**Task brief**
Copy all lines below containing "JSON".

**Data supplied**
**********

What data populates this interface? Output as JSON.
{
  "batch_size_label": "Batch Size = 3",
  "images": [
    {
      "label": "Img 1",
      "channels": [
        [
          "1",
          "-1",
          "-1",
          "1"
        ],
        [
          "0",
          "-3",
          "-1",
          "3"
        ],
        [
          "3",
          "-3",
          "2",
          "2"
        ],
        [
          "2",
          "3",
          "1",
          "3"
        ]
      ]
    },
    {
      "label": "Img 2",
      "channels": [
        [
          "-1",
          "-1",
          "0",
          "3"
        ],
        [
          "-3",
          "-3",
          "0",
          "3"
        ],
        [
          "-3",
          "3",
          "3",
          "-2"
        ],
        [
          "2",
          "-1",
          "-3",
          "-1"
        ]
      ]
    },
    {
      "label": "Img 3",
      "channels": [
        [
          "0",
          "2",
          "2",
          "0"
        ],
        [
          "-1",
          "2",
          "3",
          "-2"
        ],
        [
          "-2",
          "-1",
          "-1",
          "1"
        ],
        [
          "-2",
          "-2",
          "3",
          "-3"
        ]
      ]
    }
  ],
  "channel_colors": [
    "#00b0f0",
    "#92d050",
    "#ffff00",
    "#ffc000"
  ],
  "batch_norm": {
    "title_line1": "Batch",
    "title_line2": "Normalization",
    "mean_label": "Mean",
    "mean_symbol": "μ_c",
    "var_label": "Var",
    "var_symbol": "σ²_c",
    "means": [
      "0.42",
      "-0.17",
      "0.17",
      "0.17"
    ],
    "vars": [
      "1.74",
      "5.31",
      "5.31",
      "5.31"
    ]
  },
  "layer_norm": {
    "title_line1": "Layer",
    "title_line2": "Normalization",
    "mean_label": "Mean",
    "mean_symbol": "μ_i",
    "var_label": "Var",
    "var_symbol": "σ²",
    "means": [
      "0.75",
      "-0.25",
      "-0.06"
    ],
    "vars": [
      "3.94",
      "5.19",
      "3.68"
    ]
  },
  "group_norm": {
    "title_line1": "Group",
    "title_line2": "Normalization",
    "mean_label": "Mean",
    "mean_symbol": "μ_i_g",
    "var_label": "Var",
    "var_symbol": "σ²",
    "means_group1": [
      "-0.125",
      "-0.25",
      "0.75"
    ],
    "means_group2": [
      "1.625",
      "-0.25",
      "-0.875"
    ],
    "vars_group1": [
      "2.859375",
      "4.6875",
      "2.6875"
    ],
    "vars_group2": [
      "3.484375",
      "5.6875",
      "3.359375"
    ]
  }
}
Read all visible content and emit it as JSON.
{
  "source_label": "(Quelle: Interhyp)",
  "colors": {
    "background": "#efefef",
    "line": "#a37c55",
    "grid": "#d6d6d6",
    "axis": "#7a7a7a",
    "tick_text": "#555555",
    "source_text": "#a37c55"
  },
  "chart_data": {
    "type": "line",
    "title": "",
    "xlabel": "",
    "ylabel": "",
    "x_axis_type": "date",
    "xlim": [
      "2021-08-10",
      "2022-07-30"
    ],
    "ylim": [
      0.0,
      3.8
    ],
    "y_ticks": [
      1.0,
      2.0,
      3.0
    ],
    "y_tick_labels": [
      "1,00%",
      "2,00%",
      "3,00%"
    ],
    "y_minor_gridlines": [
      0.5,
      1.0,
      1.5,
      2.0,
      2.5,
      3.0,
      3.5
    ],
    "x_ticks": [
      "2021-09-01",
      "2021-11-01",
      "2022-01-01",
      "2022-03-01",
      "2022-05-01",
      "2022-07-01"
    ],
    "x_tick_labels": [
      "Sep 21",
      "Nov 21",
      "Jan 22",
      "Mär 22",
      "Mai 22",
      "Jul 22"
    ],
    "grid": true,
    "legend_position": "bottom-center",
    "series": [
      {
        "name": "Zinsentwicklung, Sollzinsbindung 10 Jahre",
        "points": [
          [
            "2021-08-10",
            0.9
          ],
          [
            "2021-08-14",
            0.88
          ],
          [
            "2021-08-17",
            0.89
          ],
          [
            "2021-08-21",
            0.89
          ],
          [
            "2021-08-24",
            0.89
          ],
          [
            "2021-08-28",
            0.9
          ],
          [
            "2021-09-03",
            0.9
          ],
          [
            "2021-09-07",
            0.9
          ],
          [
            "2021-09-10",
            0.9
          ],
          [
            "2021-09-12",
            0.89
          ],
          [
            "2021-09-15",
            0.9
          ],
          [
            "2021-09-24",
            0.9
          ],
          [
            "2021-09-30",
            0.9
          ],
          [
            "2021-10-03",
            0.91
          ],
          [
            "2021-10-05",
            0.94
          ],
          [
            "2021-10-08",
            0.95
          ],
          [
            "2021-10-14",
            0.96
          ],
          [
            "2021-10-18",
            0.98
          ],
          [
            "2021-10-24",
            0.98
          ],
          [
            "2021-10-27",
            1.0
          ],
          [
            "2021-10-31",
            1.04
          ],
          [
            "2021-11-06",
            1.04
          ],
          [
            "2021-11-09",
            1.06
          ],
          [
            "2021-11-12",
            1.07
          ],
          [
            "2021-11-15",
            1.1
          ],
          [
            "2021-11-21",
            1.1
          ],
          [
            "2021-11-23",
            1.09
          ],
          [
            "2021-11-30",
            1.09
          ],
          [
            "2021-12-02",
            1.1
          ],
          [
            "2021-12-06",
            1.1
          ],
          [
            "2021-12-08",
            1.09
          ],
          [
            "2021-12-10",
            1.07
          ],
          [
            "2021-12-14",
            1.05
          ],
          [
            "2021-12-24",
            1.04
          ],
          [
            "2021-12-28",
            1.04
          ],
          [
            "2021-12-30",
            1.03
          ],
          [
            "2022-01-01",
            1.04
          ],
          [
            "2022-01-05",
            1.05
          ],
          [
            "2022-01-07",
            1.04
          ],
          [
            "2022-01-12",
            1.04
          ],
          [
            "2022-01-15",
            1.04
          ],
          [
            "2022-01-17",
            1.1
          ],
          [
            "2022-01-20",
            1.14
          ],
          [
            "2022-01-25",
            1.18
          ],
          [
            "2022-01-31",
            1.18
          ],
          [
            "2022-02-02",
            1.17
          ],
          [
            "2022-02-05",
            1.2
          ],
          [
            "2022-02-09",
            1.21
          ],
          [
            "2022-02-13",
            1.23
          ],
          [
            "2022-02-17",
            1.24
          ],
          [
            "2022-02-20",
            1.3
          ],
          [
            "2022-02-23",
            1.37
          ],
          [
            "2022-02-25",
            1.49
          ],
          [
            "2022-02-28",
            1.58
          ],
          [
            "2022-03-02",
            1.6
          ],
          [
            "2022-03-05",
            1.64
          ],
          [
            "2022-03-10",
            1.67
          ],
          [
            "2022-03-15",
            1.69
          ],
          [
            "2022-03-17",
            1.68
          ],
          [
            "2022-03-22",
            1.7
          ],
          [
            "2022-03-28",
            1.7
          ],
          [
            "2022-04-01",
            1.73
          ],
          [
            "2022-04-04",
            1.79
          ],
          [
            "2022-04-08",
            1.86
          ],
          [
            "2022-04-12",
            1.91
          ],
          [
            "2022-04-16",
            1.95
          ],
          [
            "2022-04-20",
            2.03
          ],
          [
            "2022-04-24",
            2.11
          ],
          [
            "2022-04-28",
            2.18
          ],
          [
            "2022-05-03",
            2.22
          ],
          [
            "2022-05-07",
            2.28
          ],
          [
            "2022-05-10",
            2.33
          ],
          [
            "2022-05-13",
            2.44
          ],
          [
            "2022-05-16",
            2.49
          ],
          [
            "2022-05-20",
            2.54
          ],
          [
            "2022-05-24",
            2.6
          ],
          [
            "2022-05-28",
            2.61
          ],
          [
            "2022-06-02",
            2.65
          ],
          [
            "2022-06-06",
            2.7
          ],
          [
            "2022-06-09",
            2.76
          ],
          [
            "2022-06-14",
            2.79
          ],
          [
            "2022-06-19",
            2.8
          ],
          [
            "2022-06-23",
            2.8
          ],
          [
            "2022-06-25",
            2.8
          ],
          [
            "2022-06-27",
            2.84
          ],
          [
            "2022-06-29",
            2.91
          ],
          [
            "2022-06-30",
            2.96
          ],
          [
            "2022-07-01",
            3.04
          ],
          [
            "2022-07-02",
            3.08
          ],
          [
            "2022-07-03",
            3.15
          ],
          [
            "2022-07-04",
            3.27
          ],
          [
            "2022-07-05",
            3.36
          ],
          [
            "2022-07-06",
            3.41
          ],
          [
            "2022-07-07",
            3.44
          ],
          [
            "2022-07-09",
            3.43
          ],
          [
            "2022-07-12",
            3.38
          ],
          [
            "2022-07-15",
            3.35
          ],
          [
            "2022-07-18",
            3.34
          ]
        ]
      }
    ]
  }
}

**********

**The output**
What data populates this interface? Output as JSON.
Read all visible content and emit it as JSON.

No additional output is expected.